## TASK PROMPT
What follows is a block of records; reproduce all of it verbatim.

━━━━━━━━━━━━━━━━━━━━

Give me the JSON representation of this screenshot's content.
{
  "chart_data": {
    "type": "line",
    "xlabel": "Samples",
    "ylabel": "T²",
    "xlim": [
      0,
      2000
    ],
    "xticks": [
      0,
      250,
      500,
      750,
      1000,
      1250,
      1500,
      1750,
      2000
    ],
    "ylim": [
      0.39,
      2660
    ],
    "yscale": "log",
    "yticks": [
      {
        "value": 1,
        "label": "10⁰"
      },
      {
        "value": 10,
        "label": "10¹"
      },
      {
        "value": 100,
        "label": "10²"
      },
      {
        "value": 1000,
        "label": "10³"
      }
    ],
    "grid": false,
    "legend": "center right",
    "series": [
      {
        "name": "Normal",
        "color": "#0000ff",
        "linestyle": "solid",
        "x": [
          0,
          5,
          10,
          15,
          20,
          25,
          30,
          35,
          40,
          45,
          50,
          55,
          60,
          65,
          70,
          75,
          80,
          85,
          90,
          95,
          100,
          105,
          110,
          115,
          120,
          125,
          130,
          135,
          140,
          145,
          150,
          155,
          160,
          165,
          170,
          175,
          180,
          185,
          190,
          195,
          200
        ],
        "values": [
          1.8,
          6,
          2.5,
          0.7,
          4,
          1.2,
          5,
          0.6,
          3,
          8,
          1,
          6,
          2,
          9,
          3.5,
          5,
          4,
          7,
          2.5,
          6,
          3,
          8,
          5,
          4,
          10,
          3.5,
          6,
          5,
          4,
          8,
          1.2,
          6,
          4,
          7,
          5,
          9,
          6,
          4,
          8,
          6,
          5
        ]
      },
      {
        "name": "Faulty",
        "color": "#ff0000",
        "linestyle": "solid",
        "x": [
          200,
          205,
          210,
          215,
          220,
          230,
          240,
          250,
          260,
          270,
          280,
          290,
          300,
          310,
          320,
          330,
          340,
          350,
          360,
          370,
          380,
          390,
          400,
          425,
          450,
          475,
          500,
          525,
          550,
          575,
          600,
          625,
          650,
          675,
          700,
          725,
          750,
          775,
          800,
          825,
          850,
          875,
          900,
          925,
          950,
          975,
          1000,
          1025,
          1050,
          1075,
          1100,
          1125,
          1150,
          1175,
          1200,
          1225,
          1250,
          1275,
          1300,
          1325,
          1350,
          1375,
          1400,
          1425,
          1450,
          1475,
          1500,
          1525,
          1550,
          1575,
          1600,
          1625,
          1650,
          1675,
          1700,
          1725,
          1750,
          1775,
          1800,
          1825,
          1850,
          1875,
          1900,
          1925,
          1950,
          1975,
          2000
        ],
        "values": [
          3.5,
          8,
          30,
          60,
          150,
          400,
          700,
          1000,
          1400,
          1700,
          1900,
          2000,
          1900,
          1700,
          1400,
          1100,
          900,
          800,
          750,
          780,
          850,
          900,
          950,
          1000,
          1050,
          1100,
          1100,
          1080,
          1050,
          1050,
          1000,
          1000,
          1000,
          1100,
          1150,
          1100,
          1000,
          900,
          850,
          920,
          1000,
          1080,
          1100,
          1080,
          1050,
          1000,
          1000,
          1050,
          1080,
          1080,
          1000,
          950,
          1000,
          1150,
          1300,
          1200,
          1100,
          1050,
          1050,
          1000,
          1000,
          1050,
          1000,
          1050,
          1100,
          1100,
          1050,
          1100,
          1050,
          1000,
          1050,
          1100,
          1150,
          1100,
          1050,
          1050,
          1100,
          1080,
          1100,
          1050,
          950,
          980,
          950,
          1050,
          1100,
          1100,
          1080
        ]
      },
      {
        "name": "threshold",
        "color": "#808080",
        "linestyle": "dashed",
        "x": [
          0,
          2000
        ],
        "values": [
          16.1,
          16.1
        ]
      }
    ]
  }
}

━━━━━━━━━━━━━━━━━━━━

## CORRECT OUTPUT
Give me the JSON representation of this screenshot's content.
{
  "chart_data": {
    "type": "line",
    "xlabel": "Samples",
    "ylabel": "T²",
    "xlim": [
      0,
      2000
    ],
    "xticks": [
      0,
      250,
      500,
      750,
      1000,
      1250,
      1500,
      1750,
      2000
    ],
    "ylim": [
      0.39,
      2660
    ],
    "yscale": "log",
    "yticks": [
      {
        "value": 1,
        "label": "10⁰"
      },
      {
        "value": 10,
        "label": "10¹"
      },
      {
        "value": 100,
        "label": "10²"
      },
      {
        "value": 1000,
        "label": "10³"
      }
    ],
    "grid": false,
    "legend": "center right",
    "series": [
      {
        "name": "Normal",
        "color": "#0000ff",
        "linestyle": "solid",
        "x": [
          0,
          5,
          10,
          15,
          20,
          25,
          30,
          35,
          40,
          45,
          50,
          55,
          60,
          65,
          70,
          75,
          80,
          85,
          90,
          95,
          100,
          105,
          110,
          115,
          120,
          125,
          130,
          135,
          140,
          145,
          150,
          155,
          160,
          165,
          170,
          175,
          180,
          185,
          190,
          195,
          200
        ],
        "values": [
          1.8,
          6,
          2.5,
          0.7,
          4,
          1.2,
          5,
          0.6,
          3,
          8,
          1,
          6,
          2,
          9,
          3.5,
          5,
          4,
          7,
          2.5,
          6,
          3,
          8,
          5,
          4,
          10,
          3.5,
          6,
          5,
          4,
          8,
          1.2,
          6,
          4,
          7,
          5,
          9,
          6,
          4,
          8,
          6,
          5
        ]
      },
      {
        "name": "Faulty",
        "color": "#ff0000",
        "linestyle": "solid",
        "x": [
          200,
          205,
          210,
          215,
          220,
          230,
          240,
          250,
          260,
          270,
          280,
          290,
          300,
          310,
          320,
          330,
          340,
          350,
          360,
          370,
          380,
          390,
          400,
          425,
          450,
          475,
          500,
          525,
          550,
          575,
          600,
          625,
          650,
          675,
          700,
          725,
          750,
          775,
          800,
          825,
          850,
          875,
          900,
          925,
          950,
          975,
          1000,
          1025,
          1050,
          1075,
          1100,
          1125,
          1150,
          1175,
          1200,
          1225,
          1250,
          1275,
          1300,
          1325,
          1350,
          1375,
          1400,
          1425,
          1450,
          1475,
          1500,
          1525,
          1550,
          1575,
          1600,
          1625,
          1650,
          1675,
          1700,
          1725,
          1750,
          1775,
          1800,
          1825,
          1850,
          1875,
          1900,
          1925,
          1950,
          1975,
          2000
        ],
        "values": [
          3.5,
          8,
          30,
          60,
          150,
          400,
          700,
          1000,
          1400,
          1700,
          1900,
          2000,
          1900,
          1700,
          1400,
          1100,
          900,
          800,
          750,
          780,
          850,
          900,
          950,
          1000,
          1050,
          1100,
          1100,
          1080,
          1050,
          1050,
          1000,
          1000,
          1000,
          1100,
          1150,
          1100,
          1000,
          900,
          850,
          920,
          1000,
          1080,
          1100,
          1080,
          1050,
          1000,
          1000,
          1050,
          1080,
          1080,
          1000,
          950,
          1000,
          1150,
          1300,
          1200,
          1100,
          1050,
          1050,
          1000,
          1000,
          1050,
          1000,
          1050,
          1100,
          1100,
          1050,
          1100,
          1050,
          1000,
          1050,
          1100,
          1150,
          1100,
          1050,
          1050,
          1100,
          1080,
          1100,
          1050,
          950,
          980,
          950,
          1050,
          1100,
          1100,
          1080
        ]
      },
      {
        "name": "threshold",
        "color": "#808080",
        "linestyle": "dashed",
        "x": [
          0,
          2000
        ],
        "values": [
          16.1,
          16.1
        ]
      }
    ]
  }
}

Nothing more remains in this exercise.